TASK TO CARRY OUT –
Every line must be returned precisely as it is written.

DATASET CONTENT –
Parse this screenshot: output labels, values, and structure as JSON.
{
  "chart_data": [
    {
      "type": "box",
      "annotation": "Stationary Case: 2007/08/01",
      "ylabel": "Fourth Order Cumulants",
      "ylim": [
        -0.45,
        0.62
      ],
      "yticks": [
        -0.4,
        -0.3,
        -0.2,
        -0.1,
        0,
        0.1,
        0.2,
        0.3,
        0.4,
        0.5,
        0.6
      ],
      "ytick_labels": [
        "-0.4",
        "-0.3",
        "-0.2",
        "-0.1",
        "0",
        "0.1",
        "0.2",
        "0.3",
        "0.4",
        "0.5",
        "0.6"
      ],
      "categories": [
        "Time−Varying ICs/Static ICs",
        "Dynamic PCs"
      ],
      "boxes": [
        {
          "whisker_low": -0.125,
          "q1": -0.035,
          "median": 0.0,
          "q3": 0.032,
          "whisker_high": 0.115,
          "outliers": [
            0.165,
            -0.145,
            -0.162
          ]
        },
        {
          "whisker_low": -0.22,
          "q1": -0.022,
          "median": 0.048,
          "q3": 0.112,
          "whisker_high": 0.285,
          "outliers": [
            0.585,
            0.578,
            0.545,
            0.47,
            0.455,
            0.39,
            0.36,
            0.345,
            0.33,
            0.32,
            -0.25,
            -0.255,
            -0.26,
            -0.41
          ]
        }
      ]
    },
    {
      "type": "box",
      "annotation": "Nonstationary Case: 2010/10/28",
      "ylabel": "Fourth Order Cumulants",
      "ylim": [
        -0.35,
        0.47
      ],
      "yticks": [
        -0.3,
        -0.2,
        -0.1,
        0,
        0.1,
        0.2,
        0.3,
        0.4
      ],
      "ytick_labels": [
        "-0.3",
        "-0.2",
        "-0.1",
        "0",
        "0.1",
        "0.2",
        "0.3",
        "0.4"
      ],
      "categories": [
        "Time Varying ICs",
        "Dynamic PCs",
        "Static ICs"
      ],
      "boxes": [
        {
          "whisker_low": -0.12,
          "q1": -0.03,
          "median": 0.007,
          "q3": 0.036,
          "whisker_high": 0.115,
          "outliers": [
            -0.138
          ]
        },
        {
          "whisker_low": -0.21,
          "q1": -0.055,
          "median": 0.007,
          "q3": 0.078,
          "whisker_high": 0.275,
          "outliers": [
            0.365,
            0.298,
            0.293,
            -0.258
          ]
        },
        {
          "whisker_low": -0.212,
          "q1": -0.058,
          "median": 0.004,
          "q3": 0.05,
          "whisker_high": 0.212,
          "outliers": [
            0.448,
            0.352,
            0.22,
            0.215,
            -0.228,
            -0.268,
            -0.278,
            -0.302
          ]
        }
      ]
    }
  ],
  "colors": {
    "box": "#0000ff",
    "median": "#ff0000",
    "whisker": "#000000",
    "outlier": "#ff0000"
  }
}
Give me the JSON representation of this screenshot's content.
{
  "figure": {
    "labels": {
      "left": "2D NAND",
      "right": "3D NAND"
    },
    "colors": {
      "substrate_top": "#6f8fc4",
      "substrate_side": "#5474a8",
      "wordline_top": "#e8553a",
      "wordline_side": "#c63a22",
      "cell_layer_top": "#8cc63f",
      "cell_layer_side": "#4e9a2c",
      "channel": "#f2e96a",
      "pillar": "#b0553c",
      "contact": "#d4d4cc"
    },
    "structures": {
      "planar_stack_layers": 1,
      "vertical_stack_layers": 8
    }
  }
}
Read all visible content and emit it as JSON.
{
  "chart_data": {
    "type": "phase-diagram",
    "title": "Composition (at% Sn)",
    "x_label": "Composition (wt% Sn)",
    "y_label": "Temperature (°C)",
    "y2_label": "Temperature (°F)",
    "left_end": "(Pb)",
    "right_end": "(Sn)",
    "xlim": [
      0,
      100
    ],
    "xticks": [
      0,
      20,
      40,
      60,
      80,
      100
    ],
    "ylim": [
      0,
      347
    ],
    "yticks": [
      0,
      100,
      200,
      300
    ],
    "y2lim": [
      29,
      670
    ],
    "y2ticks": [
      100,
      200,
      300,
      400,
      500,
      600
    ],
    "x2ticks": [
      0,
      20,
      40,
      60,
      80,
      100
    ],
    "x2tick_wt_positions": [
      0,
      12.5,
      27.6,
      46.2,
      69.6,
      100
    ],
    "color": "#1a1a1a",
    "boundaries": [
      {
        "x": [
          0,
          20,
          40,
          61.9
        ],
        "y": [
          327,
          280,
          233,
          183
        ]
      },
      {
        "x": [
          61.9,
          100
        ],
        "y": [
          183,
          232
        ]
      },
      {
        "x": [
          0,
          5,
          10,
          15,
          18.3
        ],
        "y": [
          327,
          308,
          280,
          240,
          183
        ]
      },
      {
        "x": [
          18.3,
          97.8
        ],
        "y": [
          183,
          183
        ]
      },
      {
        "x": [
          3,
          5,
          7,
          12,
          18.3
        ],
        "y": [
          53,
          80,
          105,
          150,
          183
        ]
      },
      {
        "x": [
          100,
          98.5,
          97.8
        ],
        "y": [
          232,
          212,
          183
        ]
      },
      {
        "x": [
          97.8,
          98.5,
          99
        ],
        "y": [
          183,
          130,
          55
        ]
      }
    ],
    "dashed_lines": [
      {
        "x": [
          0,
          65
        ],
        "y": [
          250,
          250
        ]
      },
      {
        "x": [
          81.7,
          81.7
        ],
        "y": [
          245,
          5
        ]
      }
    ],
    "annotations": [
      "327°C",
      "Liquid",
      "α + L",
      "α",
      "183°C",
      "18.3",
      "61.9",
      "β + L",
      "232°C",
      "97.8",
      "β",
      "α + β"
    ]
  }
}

COMPLETED EXERCISE –
Parse this screenshot: output labels, values, and structure as JSON.
{
  "chart_data": [
    {
      "type": "box",
      "annotation": "Stationary Case: 2007/08/01",
      "ylabel": "Fourth Order Cumulants",
      "ylim": [
        -0.45,
        0.62
      ],
      "yticks": [
        -0.4,
        -0.3,
        -0.2,
        -0.1,
        0,
        0.1,
        0.2,
        0.3,
        0.4,
        0.5,
        0.6
      ],
      "ytick_labels": [
        "-0.4",
        "-0.3",
        "-0.2",
        "-0.1",
        "0",
        "0.1",
        "0.2",
        "0.3",
        "0.4",
        "0.5",
        "0.6"
      ],
      "categories": [
        "Time−Varying ICs/Static ICs",
        "Dynamic PCs"
      ],
      "boxes": [
        {
          "whisker_low": -0.125,
          "q1": -0.035,
          "median": 0.0,
          "q3": 0.032,
          "whisker_high": 0.115,
          "outliers": [
            0.165,
            -0.145,
            -0.162
          ]
        },
        {
          "whisker_low": -0.22,
          "q1": -0.022,
          "median": 0.048,
          "q3": 0.112,
          "whisker_high": 0.285,
          "outliers": [
            0.585,
            0.578,
            0.545,
            0.47,
            0.455,
            0.39,
            0.36,
            0.345,
            0.33,
            0.32,
            -0.25,
            -0.255,
            -0.26,
            -0.41
          ]
        }
      ]
    },
    {
      "type": "box",
      "annotation": "Nonstationary Case: 2010/10/28",
      "ylabel": "Fourth Order Cumulants",
      "ylim": [
        -0.35,
        0.47
      ],
      "yticks": [
        -0.3,
        -0.2,
        -0.1,
        0,
        0.1,
        0.2,
        0.3,
        0.4
      ],
      "ytick_labels": [
        "-0.3",
        "-0.2",
        "-0.1",
        "0",
        "0.1",
        "0.2",
        "0.3",
        "0.4"
      ],
      "categories": [
        "Time Varying ICs",
        "Dynamic PCs",
        "Static ICs"
      ],
      "boxes": [
        {
          "whisker_low": -0.12,
          "q1": -0.03,
          "median": 0.007,
          "q3": 0.036,
          "whisker_high": 0.115,
          "outliers": [
            -0.138
          ]
        },
        {
          "whisker_low": -0.21,
          "q1": -0.055,
          "median": 0.007,
          "q3": 0.078,
          "whisker_high": 0.275,
          "outliers": [
            0.365,
            0.298,
            0.293,
            -0.258
          ]
        },
        {
          "whisker_low": -0.212,
          "q1": -0.058,
          "median": 0.004,
          "q3": 0.05,
          "whisker_high": 0.212,
          "outliers": [
            0.448,
            0.352,
            0.22,
            0.215,
            -0.228,
            -0.268,
            -0.278,
            -0.302
          ]
        }
      ]
    }
  ],
  "colors": {
    "box": "#0000ff",
    "median": "#ff0000",
    "whisker": "#000000",
    "outlier": "#ff0000"
  }
}
Give me the JSON representation of this screenshot's content.
{
  "figure": {
    "labels": {
      "left": "2D NAND",
      "right": "3D NAND"
    },
    "colors": {
      "substrate_top": "#6f8fc4",
      "substrate_side": "#5474a8",
      "wordline_top": "#e8553a",
      "wordline_side": "#c63a22",
      "cell_layer_top": "#8cc63f",
      "cell_layer_side": "#4e9a2c",
      "channel": "#f2e96a",
      "pillar": "#b0553c",
      "contact": "#d4d4cc"
    },
    "structures": {
      "planar_stack_layers": 1,
      "vertical_stack_layers": 8
    }
  }
}
Read all visible content and emit it as JSON.
{
  "chart_data": {
    "type": "phase-diagram",
    "title": "Composition (at% Sn)",
    "x_label": "Composition (wt% Sn)",
    "y_label": "Temperature (°C)",
    "y2_label": "Temperature (°F)",
    "left_end": "(Pb)",
    "right_end": "(Sn)",
    "xlim": [
      0,
      100
    ],
    "xticks": [
      0,
      20,
      40,
      60,
      80,
      100
    ],
    "ylim": [
      0,
      347
    ],
    "yticks": [
      0,
      100,
      200,
      300
    ],
    "y2lim": [
      29,
      670
    ],
    "y2ticks": [
      100,
      200,
      300,
      400,
      500,
      600
    ],
    "x2ticks": [
      0,
      20,
      40,
      60,
      80,
      100
    ],
    "x2tick_wt_positions": [
      0,
      12.5,
      27.6,
      46.2,
      69.6,
      100
    ],
    "color": "#1a1a1a",
    "boundaries": [
      {
        "x": [
          0,
          20,
          40,
          61.9
        ],
        "y": [
          327,
          280,
          233,
          183
        ]
      },
      {
        "x": [
          61.9,
          100
        ],
        "y": [
          183,
          232
        ]
      },
      {
        "x": [
          0,
          5,
          10,
          15,
          18.3
        ],
        "y": [
          327,
          308,
          280,
          240,
          183
        ]
      },
      {
        "x": [
          18.3,
          97.8
        ],
        "y": [
          183,
          183
        ]
      },
      {
        "x": [
          3,
          5,
          7,
          12,
          18.3
        ],
        "y": [
          53,
          80,
          105,
          150,
          183
        ]
      },
      {
        "x": [
          100,
          98.5,
          97.8
        ],
        "y": [
          232,
          212,
          183
        ]
      },
      {
        "x": [
          97.8,
          98.5,
          99
        ],
        "y": [
          183,
          130,
          55
        ]
      }
    ],
    "dashed_lines": [
      {
        "x": [
          0,
          65
        ],
        "y": [
          250,
          250
        ]
      },
      {
        "x": [
          81.7,
          81.7
        ],
        "y": [
          245,
          5
        ]
      }
    ],
    "annotations": [
      "327°C",
      "Liquid",
      "α + L",
      "α",
      "183°C",
      "18.3",
      "61.9",
      "β + L",
      "232°C",
      "97.8",
      "β",
      "α + β"
    ]
  }
}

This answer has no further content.